* PROVIDED DATA:
+++++

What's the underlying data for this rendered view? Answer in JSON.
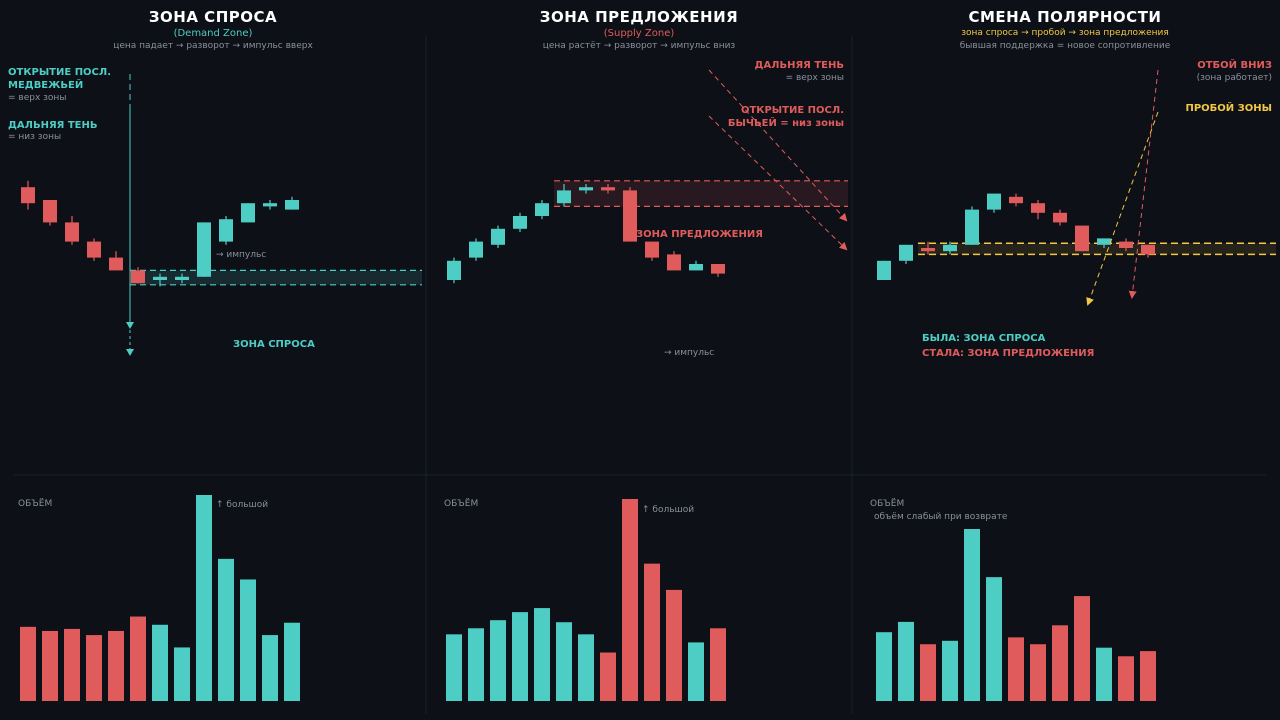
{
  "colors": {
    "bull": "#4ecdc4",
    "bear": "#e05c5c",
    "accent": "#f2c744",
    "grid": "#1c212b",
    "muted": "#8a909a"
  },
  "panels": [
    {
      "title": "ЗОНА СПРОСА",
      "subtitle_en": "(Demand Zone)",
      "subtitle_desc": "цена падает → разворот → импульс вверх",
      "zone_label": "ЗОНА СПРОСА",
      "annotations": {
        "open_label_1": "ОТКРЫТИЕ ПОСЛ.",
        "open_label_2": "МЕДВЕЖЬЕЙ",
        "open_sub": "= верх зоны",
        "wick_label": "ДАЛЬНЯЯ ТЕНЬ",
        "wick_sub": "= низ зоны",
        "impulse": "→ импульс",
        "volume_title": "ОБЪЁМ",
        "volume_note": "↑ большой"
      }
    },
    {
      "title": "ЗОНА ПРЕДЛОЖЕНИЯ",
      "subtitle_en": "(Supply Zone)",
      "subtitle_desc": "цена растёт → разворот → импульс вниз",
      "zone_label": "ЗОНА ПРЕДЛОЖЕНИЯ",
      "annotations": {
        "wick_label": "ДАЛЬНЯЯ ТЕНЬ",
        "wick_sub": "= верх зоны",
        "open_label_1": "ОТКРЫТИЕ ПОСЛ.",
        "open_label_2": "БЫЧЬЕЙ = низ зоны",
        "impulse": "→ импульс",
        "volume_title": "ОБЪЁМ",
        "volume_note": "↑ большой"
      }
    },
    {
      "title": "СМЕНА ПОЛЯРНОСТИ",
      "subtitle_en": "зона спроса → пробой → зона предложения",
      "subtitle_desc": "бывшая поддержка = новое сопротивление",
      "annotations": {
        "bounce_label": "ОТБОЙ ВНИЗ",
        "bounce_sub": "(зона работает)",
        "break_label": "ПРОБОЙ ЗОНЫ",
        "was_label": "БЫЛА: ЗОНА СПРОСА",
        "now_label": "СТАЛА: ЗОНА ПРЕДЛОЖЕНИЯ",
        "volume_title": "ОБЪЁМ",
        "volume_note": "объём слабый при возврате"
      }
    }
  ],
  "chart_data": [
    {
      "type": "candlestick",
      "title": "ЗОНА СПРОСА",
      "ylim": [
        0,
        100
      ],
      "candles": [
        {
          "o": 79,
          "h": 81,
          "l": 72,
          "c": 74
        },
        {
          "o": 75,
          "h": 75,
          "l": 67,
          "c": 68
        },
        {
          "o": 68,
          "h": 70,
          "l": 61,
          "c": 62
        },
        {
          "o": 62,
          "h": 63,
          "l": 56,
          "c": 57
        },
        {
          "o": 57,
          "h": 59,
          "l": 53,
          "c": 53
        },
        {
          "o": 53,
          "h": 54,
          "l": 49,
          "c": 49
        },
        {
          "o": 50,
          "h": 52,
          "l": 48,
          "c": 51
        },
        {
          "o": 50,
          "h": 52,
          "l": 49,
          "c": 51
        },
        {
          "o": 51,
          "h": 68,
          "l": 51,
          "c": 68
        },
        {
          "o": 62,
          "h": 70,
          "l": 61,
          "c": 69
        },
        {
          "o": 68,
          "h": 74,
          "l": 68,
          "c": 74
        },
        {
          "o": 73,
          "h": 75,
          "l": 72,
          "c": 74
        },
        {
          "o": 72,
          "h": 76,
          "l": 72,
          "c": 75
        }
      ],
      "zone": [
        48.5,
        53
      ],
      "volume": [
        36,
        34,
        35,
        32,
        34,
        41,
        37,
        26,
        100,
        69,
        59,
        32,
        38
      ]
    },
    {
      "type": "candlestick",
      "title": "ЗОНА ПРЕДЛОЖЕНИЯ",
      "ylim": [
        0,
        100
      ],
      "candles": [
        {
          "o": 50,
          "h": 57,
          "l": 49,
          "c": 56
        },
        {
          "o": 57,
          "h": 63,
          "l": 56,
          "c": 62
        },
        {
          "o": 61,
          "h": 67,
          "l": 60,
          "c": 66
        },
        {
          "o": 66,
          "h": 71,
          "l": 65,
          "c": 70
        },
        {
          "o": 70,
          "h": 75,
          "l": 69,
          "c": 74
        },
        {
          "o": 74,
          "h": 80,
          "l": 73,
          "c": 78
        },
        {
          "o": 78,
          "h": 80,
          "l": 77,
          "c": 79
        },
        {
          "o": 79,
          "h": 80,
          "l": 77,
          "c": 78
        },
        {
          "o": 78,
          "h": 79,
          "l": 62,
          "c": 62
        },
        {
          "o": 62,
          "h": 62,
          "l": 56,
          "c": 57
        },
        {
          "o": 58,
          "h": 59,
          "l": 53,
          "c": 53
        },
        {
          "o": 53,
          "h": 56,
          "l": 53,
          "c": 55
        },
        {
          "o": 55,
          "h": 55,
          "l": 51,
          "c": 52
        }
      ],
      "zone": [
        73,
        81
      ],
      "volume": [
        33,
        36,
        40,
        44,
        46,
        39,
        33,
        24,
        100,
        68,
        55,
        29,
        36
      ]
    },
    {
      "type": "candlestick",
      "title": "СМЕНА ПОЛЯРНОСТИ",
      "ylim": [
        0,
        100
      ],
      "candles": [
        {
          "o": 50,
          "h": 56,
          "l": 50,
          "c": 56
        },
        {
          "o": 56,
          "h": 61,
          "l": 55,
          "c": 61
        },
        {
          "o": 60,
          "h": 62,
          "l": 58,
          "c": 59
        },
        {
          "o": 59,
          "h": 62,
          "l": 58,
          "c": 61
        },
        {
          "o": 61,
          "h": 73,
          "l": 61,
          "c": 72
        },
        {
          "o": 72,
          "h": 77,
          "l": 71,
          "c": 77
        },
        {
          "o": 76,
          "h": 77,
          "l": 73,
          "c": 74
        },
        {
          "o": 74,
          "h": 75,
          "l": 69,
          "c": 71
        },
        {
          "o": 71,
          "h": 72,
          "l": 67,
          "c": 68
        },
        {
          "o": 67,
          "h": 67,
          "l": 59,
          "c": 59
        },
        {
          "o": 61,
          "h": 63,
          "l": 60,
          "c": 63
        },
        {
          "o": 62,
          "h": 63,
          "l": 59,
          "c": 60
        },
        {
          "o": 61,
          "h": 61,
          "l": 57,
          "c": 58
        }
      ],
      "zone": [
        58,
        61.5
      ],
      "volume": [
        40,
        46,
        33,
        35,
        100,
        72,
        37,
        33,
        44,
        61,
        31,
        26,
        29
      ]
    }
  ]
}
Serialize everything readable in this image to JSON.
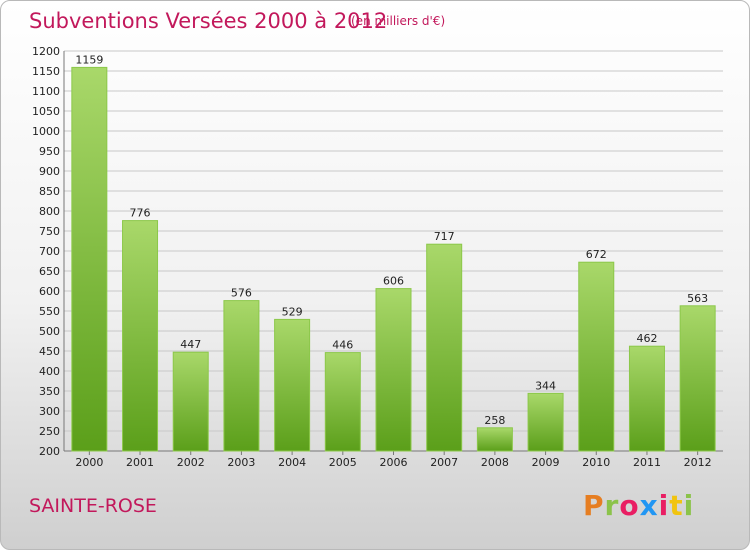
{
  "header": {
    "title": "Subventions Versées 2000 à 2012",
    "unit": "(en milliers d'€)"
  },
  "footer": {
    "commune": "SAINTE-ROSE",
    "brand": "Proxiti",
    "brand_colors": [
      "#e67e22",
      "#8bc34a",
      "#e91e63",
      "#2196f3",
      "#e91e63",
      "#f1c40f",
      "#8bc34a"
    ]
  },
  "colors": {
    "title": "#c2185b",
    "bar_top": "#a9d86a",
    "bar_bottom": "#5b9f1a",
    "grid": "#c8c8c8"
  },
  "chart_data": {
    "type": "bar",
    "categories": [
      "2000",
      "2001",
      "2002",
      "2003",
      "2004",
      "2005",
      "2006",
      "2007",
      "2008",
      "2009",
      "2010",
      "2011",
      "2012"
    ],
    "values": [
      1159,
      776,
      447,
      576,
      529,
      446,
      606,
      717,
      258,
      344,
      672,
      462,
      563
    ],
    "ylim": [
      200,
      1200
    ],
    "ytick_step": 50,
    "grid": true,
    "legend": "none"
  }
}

+++++

* WRITTEN REQUEST:
Write out the lines of the material from the one containing "Serialize everything readable" through the last, exactly and only those. Leave every picture out.

* CORRECT RESPONSE:
Serialize everything readable in this image to JSON.
{
  "header": {
    "title": "Subventions Versées 2000 à 2012",
    "unit": "(en milliers d'€)"
  },
  "footer": {
    "commune": "SAINTE-ROSE",
    "brand": "Proxiti",
    "brand_colors": [
      "#e67e22",
      "#8bc34a",
      "#e91e63",
      "#2196f3",
      "#e91e63",
      "#f1c40f",
      "#8bc34a"
    ]
  },
  "colors": {
    "title": "#c2185b",
    "bar_top": "#a9d86a",
    "bar_bottom": "#5b9f1a",
    "grid": "#c8c8c8"
  },
  "chart_data": {
    "type": "bar",
    "categories": [
      "2000",
      "2001",
      "2002",
      "2003",
      "2004",
      "2005",
      "2006",
      "2007",
      "2008",
      "2009",
      "2010",
      "2011",
      "2012"
    ],
    "values": [
      1159,
      776,
      447,
      576,
      529,
      446,
      606,
      717,
      258,
      344,
      672,
      462,
      563
    ],
    "ylim": [
      200,
      1200
    ],
    "ytick_step": 50,
    "grid": true,
    "legend": "none"
  }
}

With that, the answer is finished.